(WRITTEN INSTRUCTION)
Where a line contains the word "employees", copy that line.

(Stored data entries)
▼
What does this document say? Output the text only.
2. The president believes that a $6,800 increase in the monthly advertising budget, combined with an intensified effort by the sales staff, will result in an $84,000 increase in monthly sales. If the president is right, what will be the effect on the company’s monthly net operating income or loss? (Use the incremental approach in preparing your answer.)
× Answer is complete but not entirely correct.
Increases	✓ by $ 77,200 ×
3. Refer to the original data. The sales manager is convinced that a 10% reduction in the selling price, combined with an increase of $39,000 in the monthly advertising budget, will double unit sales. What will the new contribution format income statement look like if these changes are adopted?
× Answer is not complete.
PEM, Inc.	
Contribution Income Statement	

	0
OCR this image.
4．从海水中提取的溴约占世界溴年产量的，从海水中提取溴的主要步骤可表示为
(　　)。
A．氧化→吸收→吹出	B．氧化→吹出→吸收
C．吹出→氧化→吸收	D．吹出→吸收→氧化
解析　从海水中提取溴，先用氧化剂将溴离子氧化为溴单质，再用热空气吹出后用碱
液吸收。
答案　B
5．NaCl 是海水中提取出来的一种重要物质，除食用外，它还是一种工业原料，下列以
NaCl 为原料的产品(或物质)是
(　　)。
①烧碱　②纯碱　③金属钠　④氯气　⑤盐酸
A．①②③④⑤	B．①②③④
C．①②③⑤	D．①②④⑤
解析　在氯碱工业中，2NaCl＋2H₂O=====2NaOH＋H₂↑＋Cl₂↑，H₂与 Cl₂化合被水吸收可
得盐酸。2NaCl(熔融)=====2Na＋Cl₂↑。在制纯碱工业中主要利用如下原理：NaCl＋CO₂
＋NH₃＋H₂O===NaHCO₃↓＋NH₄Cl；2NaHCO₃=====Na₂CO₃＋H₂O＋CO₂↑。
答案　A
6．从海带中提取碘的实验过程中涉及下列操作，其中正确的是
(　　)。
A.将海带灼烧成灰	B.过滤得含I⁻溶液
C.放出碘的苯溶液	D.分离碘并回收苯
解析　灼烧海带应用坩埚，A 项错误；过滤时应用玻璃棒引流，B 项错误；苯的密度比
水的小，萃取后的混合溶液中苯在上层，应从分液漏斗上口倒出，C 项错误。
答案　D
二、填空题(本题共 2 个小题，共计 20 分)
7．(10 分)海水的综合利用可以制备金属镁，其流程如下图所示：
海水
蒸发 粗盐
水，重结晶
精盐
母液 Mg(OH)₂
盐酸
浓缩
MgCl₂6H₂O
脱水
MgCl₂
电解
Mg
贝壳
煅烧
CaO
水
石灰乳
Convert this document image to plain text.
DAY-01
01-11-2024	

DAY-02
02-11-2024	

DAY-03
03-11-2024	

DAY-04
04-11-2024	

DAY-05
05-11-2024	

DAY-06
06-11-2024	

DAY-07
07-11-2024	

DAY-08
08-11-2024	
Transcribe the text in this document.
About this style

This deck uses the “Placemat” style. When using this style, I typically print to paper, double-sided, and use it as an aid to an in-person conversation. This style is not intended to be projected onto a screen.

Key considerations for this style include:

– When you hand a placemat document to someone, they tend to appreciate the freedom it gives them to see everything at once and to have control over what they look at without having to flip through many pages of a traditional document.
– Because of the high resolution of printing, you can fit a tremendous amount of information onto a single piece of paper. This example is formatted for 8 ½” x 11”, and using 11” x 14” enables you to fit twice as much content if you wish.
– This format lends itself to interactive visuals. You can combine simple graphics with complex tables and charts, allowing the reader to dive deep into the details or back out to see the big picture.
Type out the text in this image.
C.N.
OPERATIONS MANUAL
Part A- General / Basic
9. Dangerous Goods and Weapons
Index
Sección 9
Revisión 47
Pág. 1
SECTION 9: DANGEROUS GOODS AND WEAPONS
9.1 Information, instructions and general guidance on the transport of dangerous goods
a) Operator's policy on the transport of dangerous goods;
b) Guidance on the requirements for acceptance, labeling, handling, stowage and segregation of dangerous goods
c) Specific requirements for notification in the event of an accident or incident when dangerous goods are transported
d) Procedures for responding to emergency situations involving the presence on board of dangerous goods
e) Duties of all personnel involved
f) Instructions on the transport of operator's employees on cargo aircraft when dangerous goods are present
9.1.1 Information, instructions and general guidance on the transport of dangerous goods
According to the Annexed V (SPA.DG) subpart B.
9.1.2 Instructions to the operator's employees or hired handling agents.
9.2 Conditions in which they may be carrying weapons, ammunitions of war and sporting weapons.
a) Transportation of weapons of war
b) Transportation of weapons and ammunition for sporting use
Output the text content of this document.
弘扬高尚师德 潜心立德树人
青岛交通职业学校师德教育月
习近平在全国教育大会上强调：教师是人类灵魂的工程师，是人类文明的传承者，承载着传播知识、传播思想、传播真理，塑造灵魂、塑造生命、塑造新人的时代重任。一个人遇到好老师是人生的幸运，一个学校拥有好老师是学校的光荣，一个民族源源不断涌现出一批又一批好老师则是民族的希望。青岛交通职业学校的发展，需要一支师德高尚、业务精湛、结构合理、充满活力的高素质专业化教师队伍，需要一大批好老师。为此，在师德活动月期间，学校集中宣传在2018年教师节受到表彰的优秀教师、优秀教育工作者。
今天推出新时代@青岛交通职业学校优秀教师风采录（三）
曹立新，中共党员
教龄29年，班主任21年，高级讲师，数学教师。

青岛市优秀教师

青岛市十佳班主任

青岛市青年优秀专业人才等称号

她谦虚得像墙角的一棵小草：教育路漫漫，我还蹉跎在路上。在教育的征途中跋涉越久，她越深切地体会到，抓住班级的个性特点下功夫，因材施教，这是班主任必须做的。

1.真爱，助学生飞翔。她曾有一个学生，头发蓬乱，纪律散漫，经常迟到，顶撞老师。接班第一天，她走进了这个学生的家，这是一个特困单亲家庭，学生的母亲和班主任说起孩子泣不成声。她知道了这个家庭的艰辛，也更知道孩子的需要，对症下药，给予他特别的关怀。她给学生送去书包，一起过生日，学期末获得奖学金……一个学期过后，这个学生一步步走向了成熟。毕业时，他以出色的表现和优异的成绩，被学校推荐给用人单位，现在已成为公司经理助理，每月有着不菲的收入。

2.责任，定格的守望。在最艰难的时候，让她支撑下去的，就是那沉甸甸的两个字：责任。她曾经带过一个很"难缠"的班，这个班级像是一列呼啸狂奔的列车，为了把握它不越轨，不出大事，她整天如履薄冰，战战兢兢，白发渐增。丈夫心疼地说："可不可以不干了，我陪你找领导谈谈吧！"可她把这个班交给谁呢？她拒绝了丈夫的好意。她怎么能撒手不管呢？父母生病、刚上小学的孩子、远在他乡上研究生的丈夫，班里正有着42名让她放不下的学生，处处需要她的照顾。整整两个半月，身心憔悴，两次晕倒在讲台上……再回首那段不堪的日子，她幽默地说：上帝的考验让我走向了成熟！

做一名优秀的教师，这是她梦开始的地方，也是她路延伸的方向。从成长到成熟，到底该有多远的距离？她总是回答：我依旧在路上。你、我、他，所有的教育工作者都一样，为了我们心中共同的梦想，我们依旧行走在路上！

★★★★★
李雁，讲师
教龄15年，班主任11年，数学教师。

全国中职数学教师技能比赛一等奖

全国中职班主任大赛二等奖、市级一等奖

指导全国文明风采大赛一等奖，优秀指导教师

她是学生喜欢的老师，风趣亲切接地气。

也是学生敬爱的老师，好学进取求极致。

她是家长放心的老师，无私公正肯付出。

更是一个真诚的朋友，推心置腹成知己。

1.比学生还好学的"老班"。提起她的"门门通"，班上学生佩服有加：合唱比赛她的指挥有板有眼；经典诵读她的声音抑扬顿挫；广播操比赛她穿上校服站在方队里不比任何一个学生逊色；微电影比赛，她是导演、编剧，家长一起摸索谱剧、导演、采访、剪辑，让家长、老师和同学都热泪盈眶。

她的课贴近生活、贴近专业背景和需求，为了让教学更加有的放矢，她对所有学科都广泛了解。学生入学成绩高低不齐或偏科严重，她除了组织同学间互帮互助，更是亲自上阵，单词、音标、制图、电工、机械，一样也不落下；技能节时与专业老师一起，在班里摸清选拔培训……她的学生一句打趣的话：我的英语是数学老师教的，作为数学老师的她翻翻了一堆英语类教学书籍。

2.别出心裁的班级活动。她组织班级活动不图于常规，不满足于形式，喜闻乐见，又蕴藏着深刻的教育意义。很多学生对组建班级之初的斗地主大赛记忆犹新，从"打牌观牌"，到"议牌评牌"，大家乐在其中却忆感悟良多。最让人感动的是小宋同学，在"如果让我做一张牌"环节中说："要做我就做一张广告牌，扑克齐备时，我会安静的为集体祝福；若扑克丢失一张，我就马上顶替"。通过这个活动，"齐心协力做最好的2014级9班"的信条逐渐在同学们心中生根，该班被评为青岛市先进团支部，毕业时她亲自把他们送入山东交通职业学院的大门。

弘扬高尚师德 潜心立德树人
▲
(WRITTEN RESPONSE)
f) Instructions on the transport of operator's employees on cargo aircraft when dangerous goods are present
9.1.2 Instructions to the operator's employees or hired handling agents.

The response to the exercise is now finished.